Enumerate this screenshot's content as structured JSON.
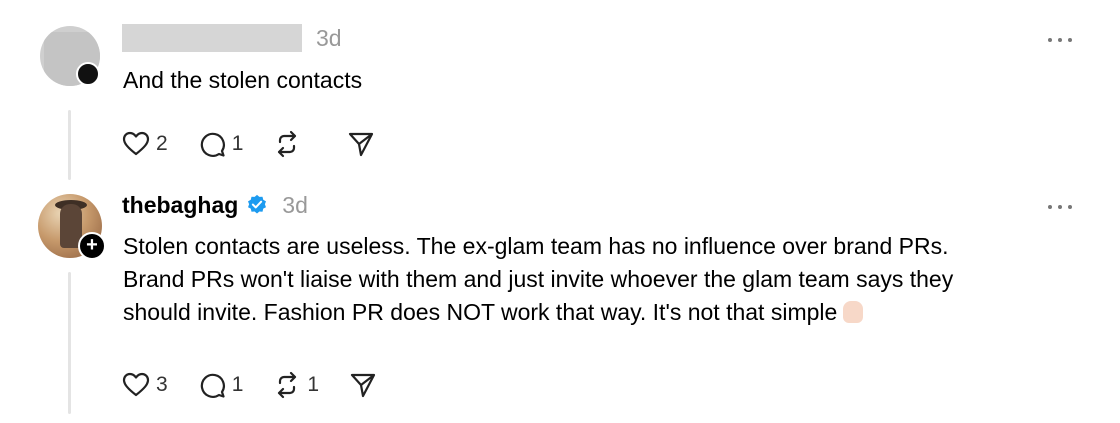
{
  "posts": [
    {
      "username": "",
      "timestamp": "3d",
      "text": "And the stolen contacts",
      "likes": "2",
      "replies": "1",
      "reposts": "",
      "avatar": "redacted",
      "icons": [
        "heart-icon",
        "comment-icon",
        "repost-icon",
        "share-icon",
        "more-icon"
      ]
    },
    {
      "username": "thebaghag",
      "verified": true,
      "timestamp": "3d",
      "text_lines": [
        "Stolen contacts are useless. The ex-glam team has no influence over brand PRs.",
        "Brand PRs won't liaise with them and just invite whoever the glam team says they",
        "should invite. Fashion PR does NOT work that way. It's not that simple"
      ],
      "emoji": "victory-hand",
      "likes": "3",
      "replies": "1",
      "reposts": "1",
      "verified_color": "#1d9bf0"
    }
  ]
}
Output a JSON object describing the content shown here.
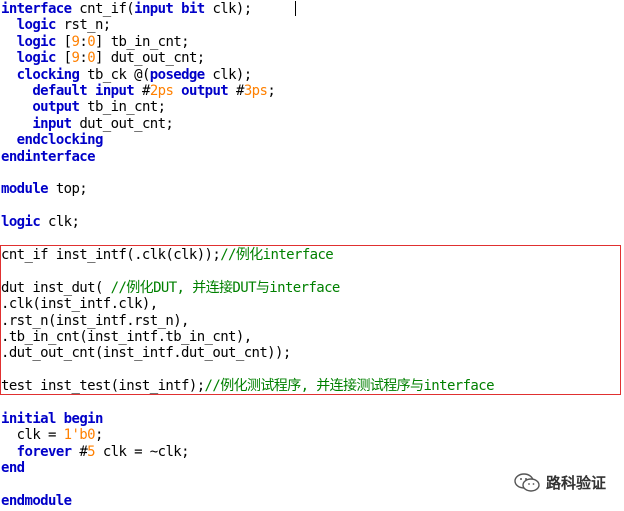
{
  "code_lines": [
    [
      {
        "t": "interface",
        "k": "kw"
      },
      {
        "t": " cnt_if(",
        "k": "id"
      },
      {
        "t": "input",
        "k": "kw"
      },
      {
        "t": " ",
        "k": "id"
      },
      {
        "t": "bit",
        "k": "kw"
      },
      {
        "t": " clk);",
        "k": "id"
      }
    ],
    [
      {
        "t": "  ",
        "k": "id"
      },
      {
        "t": "logic",
        "k": "kw"
      },
      {
        "t": " rst_n;",
        "k": "id"
      }
    ],
    [
      {
        "t": "  ",
        "k": "id"
      },
      {
        "t": "logic",
        "k": "kw"
      },
      {
        "t": " [",
        "k": "id"
      },
      {
        "t": "9",
        "k": "num"
      },
      {
        "t": ":",
        "k": "id"
      },
      {
        "t": "0",
        "k": "num"
      },
      {
        "t": "] tb_in_cnt;",
        "k": "id"
      }
    ],
    [
      {
        "t": "  ",
        "k": "id"
      },
      {
        "t": "logic",
        "k": "kw"
      },
      {
        "t": " [",
        "k": "id"
      },
      {
        "t": "9",
        "k": "num"
      },
      {
        "t": ":",
        "k": "id"
      },
      {
        "t": "0",
        "k": "num"
      },
      {
        "t": "] dut_out_cnt;",
        "k": "id"
      }
    ],
    [
      {
        "t": "  ",
        "k": "id"
      },
      {
        "t": "clocking",
        "k": "kw"
      },
      {
        "t": " tb_ck @(",
        "k": "id"
      },
      {
        "t": "posedge",
        "k": "kw"
      },
      {
        "t": " clk);",
        "k": "id"
      }
    ],
    [
      {
        "t": "    ",
        "k": "id"
      },
      {
        "t": "default",
        "k": "kw"
      },
      {
        "t": " ",
        "k": "id"
      },
      {
        "t": "input",
        "k": "kw"
      },
      {
        "t": " #",
        "k": "id"
      },
      {
        "t": "2ps",
        "k": "num"
      },
      {
        "t": " ",
        "k": "id"
      },
      {
        "t": "output",
        "k": "kw"
      },
      {
        "t": " #",
        "k": "id"
      },
      {
        "t": "3ps",
        "k": "num"
      },
      {
        "t": ";",
        "k": "id"
      }
    ],
    [
      {
        "t": "    ",
        "k": "id"
      },
      {
        "t": "output",
        "k": "kw"
      },
      {
        "t": " tb_in_cnt;",
        "k": "id"
      }
    ],
    [
      {
        "t": "    ",
        "k": "id"
      },
      {
        "t": "input",
        "k": "kw"
      },
      {
        "t": " dut_out_cnt;",
        "k": "id"
      }
    ],
    [
      {
        "t": "  ",
        "k": "id"
      },
      {
        "t": "endclocking",
        "k": "kw"
      }
    ],
    [
      {
        "t": "endinterface",
        "k": "kw"
      }
    ],
    [],
    [
      {
        "t": "module",
        "k": "kw"
      },
      {
        "t": " top;",
        "k": "id"
      }
    ],
    [],
    [
      {
        "t": "logic",
        "k": "kw"
      },
      {
        "t": " clk;",
        "k": "id"
      }
    ],
    [],
    [
      {
        "t": "cnt_if inst_intf(.clk(clk));",
        "k": "id"
      },
      {
        "t": "//例化interface",
        "k": "cm"
      }
    ],
    [],
    [
      {
        "t": "dut inst_dut( ",
        "k": "id"
      },
      {
        "t": "//例化DUT, 并连接DUT与interface",
        "k": "cm"
      }
    ],
    [
      {
        "t": ".clk(inst_intf.clk),",
        "k": "id"
      }
    ],
    [
      {
        "t": ".rst_n(inst_intf.rst_n),",
        "k": "id"
      }
    ],
    [
      {
        "t": ".tb_in_cnt(inst_intf.tb_in_cnt),",
        "k": "id"
      }
    ],
    [
      {
        "t": ".dut_out_cnt(inst_intf.dut_out_cnt));",
        "k": "id"
      }
    ],
    [],
    [
      {
        "t": "test inst_test(inst_intf);",
        "k": "id"
      },
      {
        "t": "//例化测试程序, 并连接测试程序与interface",
        "k": "cm"
      }
    ],
    [],
    [
      {
        "t": "initial",
        "k": "kw"
      },
      {
        "t": " ",
        "k": "id"
      },
      {
        "t": "begin",
        "k": "kw"
      }
    ],
    [
      {
        "t": "  clk = ",
        "k": "id"
      },
      {
        "t": "1'b0",
        "k": "num"
      },
      {
        "t": ";",
        "k": "id"
      }
    ],
    [
      {
        "t": "  ",
        "k": "id"
      },
      {
        "t": "forever",
        "k": "kw"
      },
      {
        "t": " #",
        "k": "id"
      },
      {
        "t": "5",
        "k": "num"
      },
      {
        "t": " clk = ~clk;",
        "k": "id"
      }
    ],
    [
      {
        "t": "end",
        "k": "kw"
      }
    ],
    [],
    [
      {
        "t": "endmodule",
        "k": "kw"
      }
    ]
  ],
  "watermark": {
    "text": "路科验证",
    "icon": "wechat-icon"
  },
  "colors": {
    "keyword": "#0000c8",
    "number": "#ff8000",
    "comment": "#008000",
    "highlight_border": "#e03030"
  }
}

(Directions for this task): Repeat the material above word for word and skip every image in it.

(Exercise solution):
Enumerate this screenshot's content as structured JSON.
{
  "posts": [
    {
      "username": "",
      "timestamp": "3d",
      "text": "And the stolen contacts",
      "likes": "2",
      "replies": "1",
      "reposts": "",
      "avatar": "redacted",
      "icons": [
        "heart-icon",
        "comment-icon",
        "repost-icon",
        "share-icon",
        "more-icon"
      ]
    },
    {
      "username": "thebaghag",
      "verified": true,
      "timestamp": "3d",
      "text_lines": [
        "Stolen contacts are useless. The ex-glam team has no influence over brand PRs.",
        "Brand PRs won't liaise with them and just invite whoever the glam team says they",
        "should invite. Fashion PR does NOT work that way. It's not that simple"
      ],
      "emoji": "victory-hand",
      "likes": "3",
      "replies": "1",
      "reposts": "1",
      "verified_color": "#1d9bf0"
    }
  ]
}
Output a JSON object describing the content shown here.
{
  "code_lines": [
    [
      {
        "t": "interface",
        "k": "kw"
      },
      {
        "t": " cnt_if(",
        "k": "id"
      },
      {
        "t": "input",
        "k": "kw"
      },
      {
        "t": " ",
        "k": "id"
      },
      {
        "t": "bit",
        "k": "kw"
      },
      {
        "t": " clk);",
        "k": "id"
      }
    ],
    [
      {
        "t": "  ",
        "k": "id"
      },
      {
        "t": "logic",
        "k": "kw"
      },
      {
        "t": " rst_n;",
        "k": "id"
      }
    ],
    [
      {
        "t": "  ",
        "k": "id"
      },
      {
        "t": "logic",
        "k": "kw"
      },
      {
        "t": " [",
        "k": "id"
      },
      {
        "t": "9",
        "k": "num"
      },
      {
        "t": ":",
        "k": "id"
      },
      {
        "t": "0",
        "k": "num"
      },
      {
        "t": "] tb_in_cnt;",
        "k": "id"
      }
    ],
    [
      {
        "t": "  ",
        "k": "id"
      },
      {
        "t": "logic",
        "k": "kw"
      },
      {
        "t": " [",
        "k": "id"
      },
      {
        "t": "9",
        "k": "num"
      },
      {
        "t": ":",
        "k": "id"
      },
      {
        "t": "0",
        "k": "num"
      },
      {
        "t": "] dut_out_cnt;",
        "k": "id"
      }
    ],
    [
      {
        "t": "  ",
        "k": "id"
      },
      {
        "t": "clocking",
        "k": "kw"
      },
      {
        "t": " tb_ck @(",
        "k": "id"
      },
      {
        "t": "posedge",
        "k": "kw"
      },
      {
        "t": " clk);",
        "k": "id"
      }
    ],
    [
      {
        "t": "    ",
        "k": "id"
      },
      {
        "t": "default",
        "k": "kw"
      },
      {
        "t": " ",
        "k": "id"
      },
      {
        "t": "input",
        "k": "kw"
      },
      {
        "t": " #",
        "k": "id"
      },
      {
        "t": "2ps",
        "k": "num"
      },
      {
        "t": " ",
        "k": "id"
      },
      {
        "t": "output",
        "k": "kw"
      },
      {
        "t": " #",
        "k": "id"
      },
      {
        "t": "3ps",
        "k": "num"
      },
      {
        "t": ";",
        "k": "id"
      }
    ],
    [
      {
        "t": "    ",
        "k": "id"
      },
      {
        "t": "output",
        "k": "kw"
      },
      {
        "t": " tb_in_cnt;",
        "k": "id"
      }
    ],
    [
      {
        "t": "    ",
        "k": "id"
      },
      {
        "t": "input",
        "k": "kw"
      },
      {
        "t": " dut_out_cnt;",
        "k": "id"
      }
    ],
    [
      {
        "t": "  ",
        "k": "id"
      },
      {
        "t": "endclocking",
        "k": "kw"
      }
    ],
    [
      {
        "t": "endinterface",
        "k": "kw"
      }
    ],
    [],
    [
      {
        "t": "module",
        "k": "kw"
      },
      {
        "t": " top;",
        "k": "id"
      }
    ],
    [],
    [
      {
        "t": "logic",
        "k": "kw"
      },
      {
        "t": " clk;",
        "k": "id"
      }
    ],
    [],
    [
      {
        "t": "cnt_if inst_intf(.clk(clk));",
        "k": "id"
      },
      {
        "t": "//例化interface",
        "k": "cm"
      }
    ],
    [],
    [
      {
        "t": "dut inst_dut( ",
        "k": "id"
      },
      {
        "t": "//例化DUT, 并连接DUT与interface",
        "k": "cm"
      }
    ],
    [
      {
        "t": ".clk(inst_intf.clk),",
        "k": "id"
      }
    ],
    [
      {
        "t": ".rst_n(inst_intf.rst_n),",
        "k": "id"
      }
    ],
    [
      {
        "t": ".tb_in_cnt(inst_intf.tb_in_cnt),",
        "k": "id"
      }
    ],
    [
      {
        "t": ".dut_out_cnt(inst_intf.dut_out_cnt));",
        "k": "id"
      }
    ],
    [],
    [
      {
        "t": "test inst_test(inst_intf);",
        "k": "id"
      },
      {
        "t": "//例化测试程序, 并连接测试程序与interface",
        "k": "cm"
      }
    ],
    [],
    [
      {
        "t": "initial",
        "k": "kw"
      },
      {
        "t": " ",
        "k": "id"
      },
      {
        "t": "begin",
        "k": "kw"
      }
    ],
    [
      {
        "t": "  clk = ",
        "k": "id"
      },
      {
        "t": "1'b0",
        "k": "num"
      },
      {
        "t": ";",
        "k": "id"
      }
    ],
    [
      {
        "t": "  ",
        "k": "id"
      },
      {
        "t": "forever",
        "k": "kw"
      },
      {
        "t": " #",
        "k": "id"
      },
      {
        "t": "5",
        "k": "num"
      },
      {
        "t": " clk = ~clk;",
        "k": "id"
      }
    ],
    [
      {
        "t": "end",
        "k": "kw"
      }
    ],
    [],
    [
      {
        "t": "endmodule",
        "k": "kw"
      }
    ]
  ],
  "watermark": {
    "text": "路科验证",
    "icon": "wechat-icon"
  },
  "colors": {
    "keyword": "#0000c8",
    "number": "#ff8000",
    "comment": "#008000",
    "highlight_border": "#e03030"
  }
}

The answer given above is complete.